# REQUEST
Write out all of the data without omission, exactly as shown.

**** DATASET EXTRACT

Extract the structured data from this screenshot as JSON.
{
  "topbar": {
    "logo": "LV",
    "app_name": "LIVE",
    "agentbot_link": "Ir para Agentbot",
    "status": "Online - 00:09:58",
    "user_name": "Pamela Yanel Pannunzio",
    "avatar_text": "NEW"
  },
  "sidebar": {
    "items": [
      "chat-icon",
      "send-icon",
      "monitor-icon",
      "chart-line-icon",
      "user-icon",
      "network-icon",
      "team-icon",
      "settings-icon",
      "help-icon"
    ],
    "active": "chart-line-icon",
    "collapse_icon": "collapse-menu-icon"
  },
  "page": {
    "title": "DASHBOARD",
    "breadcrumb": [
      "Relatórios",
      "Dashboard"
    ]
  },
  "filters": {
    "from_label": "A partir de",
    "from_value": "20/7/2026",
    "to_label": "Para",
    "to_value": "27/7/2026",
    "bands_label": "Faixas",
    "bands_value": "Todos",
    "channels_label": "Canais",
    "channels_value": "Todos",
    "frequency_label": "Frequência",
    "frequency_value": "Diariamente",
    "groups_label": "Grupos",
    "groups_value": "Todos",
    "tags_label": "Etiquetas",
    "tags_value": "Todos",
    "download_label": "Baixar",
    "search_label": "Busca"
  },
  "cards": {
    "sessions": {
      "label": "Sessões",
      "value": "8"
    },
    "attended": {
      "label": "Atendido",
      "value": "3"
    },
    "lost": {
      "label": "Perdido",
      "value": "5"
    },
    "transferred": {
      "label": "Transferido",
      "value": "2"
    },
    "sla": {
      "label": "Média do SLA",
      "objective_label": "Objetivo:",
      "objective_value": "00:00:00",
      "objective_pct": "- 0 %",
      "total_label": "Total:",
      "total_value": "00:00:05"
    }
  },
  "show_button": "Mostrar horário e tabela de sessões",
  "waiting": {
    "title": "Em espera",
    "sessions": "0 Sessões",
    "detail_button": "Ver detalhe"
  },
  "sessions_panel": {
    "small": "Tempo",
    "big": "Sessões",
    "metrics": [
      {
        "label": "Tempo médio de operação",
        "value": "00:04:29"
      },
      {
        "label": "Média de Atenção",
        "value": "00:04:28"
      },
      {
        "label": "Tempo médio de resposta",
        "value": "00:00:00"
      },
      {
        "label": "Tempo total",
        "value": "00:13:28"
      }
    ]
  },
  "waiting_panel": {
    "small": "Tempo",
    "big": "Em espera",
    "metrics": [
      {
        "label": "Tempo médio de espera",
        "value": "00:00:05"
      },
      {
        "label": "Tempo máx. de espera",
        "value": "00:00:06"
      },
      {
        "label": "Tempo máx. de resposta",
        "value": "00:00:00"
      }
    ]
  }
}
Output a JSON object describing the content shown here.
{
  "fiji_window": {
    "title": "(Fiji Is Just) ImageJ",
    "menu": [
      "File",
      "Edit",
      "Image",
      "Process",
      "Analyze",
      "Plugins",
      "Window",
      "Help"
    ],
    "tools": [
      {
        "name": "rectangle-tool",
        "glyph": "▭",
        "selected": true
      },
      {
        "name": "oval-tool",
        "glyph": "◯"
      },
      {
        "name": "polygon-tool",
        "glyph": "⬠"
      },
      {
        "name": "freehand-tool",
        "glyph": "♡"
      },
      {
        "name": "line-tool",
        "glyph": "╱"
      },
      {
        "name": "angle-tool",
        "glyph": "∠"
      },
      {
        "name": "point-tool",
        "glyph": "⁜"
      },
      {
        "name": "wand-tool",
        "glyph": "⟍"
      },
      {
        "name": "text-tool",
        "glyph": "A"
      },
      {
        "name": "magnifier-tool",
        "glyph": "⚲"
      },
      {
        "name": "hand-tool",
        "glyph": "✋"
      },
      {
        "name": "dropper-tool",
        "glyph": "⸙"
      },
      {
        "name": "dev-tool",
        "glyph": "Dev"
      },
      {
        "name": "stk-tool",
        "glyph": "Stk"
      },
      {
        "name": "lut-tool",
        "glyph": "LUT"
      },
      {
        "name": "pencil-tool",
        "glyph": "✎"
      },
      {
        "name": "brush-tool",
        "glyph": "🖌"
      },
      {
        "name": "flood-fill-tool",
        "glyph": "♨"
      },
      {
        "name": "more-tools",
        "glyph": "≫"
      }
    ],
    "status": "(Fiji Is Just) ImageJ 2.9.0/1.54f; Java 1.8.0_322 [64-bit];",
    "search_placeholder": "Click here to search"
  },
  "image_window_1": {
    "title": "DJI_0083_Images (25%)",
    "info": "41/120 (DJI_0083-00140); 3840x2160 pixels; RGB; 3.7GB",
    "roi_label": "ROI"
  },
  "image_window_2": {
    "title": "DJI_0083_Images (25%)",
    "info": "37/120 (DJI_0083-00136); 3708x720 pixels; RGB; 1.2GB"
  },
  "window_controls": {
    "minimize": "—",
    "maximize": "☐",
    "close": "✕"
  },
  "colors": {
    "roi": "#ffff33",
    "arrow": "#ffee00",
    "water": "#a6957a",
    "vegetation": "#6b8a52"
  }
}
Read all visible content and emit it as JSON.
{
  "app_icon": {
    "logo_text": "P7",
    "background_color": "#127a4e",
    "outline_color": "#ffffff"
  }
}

********

# EXERCISE SOLUTION
Extract the structured data from this screenshot as JSON.
{
  "topbar": {
    "logo": "LV",
    "app_name": "LIVE",
    "agentbot_link": "Ir para Agentbot",
    "status": "Online - 00:09:58",
    "user_name": "Pamela Yanel Pannunzio",
    "avatar_text": "NEW"
  },
  "sidebar": {
    "items": [
      "chat-icon",
      "send-icon",
      "monitor-icon",
      "chart-line-icon",
      "user-icon",
      "network-icon",
      "team-icon",
      "settings-icon",
      "help-icon"
    ],
    "active": "chart-line-icon",
    "collapse_icon": "collapse-menu-icon"
  },
  "page": {
    "title": "DASHBOARD",
    "breadcrumb": [
      "Relatórios",
      "Dashboard"
    ]
  },
  "filters": {
    "from_label": "A partir de",
    "from_value": "20/7/2026",
    "to_label": "Para",
    "to_value": "27/7/2026",
    "bands_label": "Faixas",
    "bands_value": "Todos",
    "channels_label": "Canais",
    "channels_value": "Todos",
    "frequency_label": "Frequência",
    "frequency_value": "Diariamente",
    "groups_label": "Grupos",
    "groups_value": "Todos",
    "tags_label": "Etiquetas",
    "tags_value": "Todos",
    "download_label": "Baixar",
    "search_label": "Busca"
  },
  "cards": {
    "sessions": {
      "label": "Sessões",
      "value": "8"
    },
    "attended": {
      "label": "Atendido",
      "value": "3"
    },
    "lost": {
      "label": "Perdido",
      "value": "5"
    },
    "transferred": {
      "label": "Transferido",
      "value": "2"
    },
    "sla": {
      "label": "Média do SLA",
      "objective_label": "Objetivo:",
      "objective_value": "00:00:00",
      "objective_pct": "- 0 %",
      "total_label": "Total:",
      "total_value": "00:00:05"
    }
  },
  "show_button": "Mostrar horário e tabela de sessões",
  "waiting": {
    "title": "Em espera",
    "sessions": "0 Sessões",
    "detail_button": "Ver detalhe"
  },
  "sessions_panel": {
    "small": "Tempo",
    "big": "Sessões",
    "metrics": [
      {
        "label": "Tempo médio de operação",
        "value": "00:04:29"
      },
      {
        "label": "Média de Atenção",
        "value": "00:04:28"
      },
      {
        "label": "Tempo médio de resposta",
        "value": "00:00:00"
      },
      {
        "label": "Tempo total",
        "value": "00:13:28"
      }
    ]
  },
  "waiting_panel": {
    "small": "Tempo",
    "big": "Em espera",
    "metrics": [
      {
        "label": "Tempo médio de espera",
        "value": "00:00:05"
      },
      {
        "label": "Tempo máx. de espera",
        "value": "00:00:06"
      },
      {
        "label": "Tempo máx. de resposta",
        "value": "00:00:00"
      }
    ]
  }
}
Output a JSON object describing the content shown here.
{
  "fiji_window": {
    "title": "(Fiji Is Just) ImageJ",
    "menu": [
      "File",
      "Edit",
      "Image",
      "Process",
      "Analyze",
      "Plugins",
      "Window",
      "Help"
    ],
    "tools": [
      {
        "name": "rectangle-tool",
        "glyph": "▭",
        "selected": true
      },
      {
        "name": "oval-tool",
        "glyph": "◯"
      },
      {
        "name": "polygon-tool",
        "glyph": "⬠"
      },
      {
        "name": "freehand-tool",
        "glyph": "♡"
      },
      {
        "name": "line-tool",
        "glyph": "╱"
      },
      {
        "name": "angle-tool",
        "glyph": "∠"
      },
      {
        "name": "point-tool",
        "glyph": "⁜"
      },
      {
        "name": "wand-tool",
        "glyph": "⟍"
      },
      {
        "name": "text-tool",
        "glyph": "A"
      },
      {
        "name": "magnifier-tool",
        "glyph": "⚲"
      },
      {
        "name": "hand-tool",
        "glyph": "✋"
      },
      {
        "name": "dropper-tool",
        "glyph": "⸙"
      },
      {
        "name": "dev-tool",
        "glyph": "Dev"
      },
      {
        "name": "stk-tool",
        "glyph": "Stk"
      },
      {
        "name": "lut-tool",
        "glyph": "LUT"
      },
      {
        "name": "pencil-tool",
        "glyph": "✎"
      },
      {
        "name": "brush-tool",
        "glyph": "🖌"
      },
      {
        "name": "flood-fill-tool",
        "glyph": "♨"
      },
      {
        "name": "more-tools",
        "glyph": "≫"
      }
    ],
    "status": "(Fiji Is Just) ImageJ 2.9.0/1.54f; Java 1.8.0_322 [64-bit];",
    "search_placeholder": "Click here to search"
  },
  "image_window_1": {
    "title": "DJI_0083_Images (25%)",
    "info": "41/120 (DJI_0083-00140); 3840x2160 pixels; RGB; 3.7GB",
    "roi_label": "ROI"
  },
  "image_window_2": {
    "title": "DJI_0083_Images (25%)",
    "info": "37/120 (DJI_0083-00136); 3708x720 pixels; RGB; 1.2GB"
  },
  "window_controls": {
    "minimize": "—",
    "maximize": "☐",
    "close": "✕"
  },
  "colors": {
    "roi": "#ffff33",
    "arrow": "#ffee00",
    "water": "#a6957a",
    "vegetation": "#6b8a52"
  }
}
Read all visible content and emit it as JSON.
{
  "app_icon": {
    "logo_text": "P7",
    "background_color": "#127a4e",
    "outline_color": "#ffffff"
  }
}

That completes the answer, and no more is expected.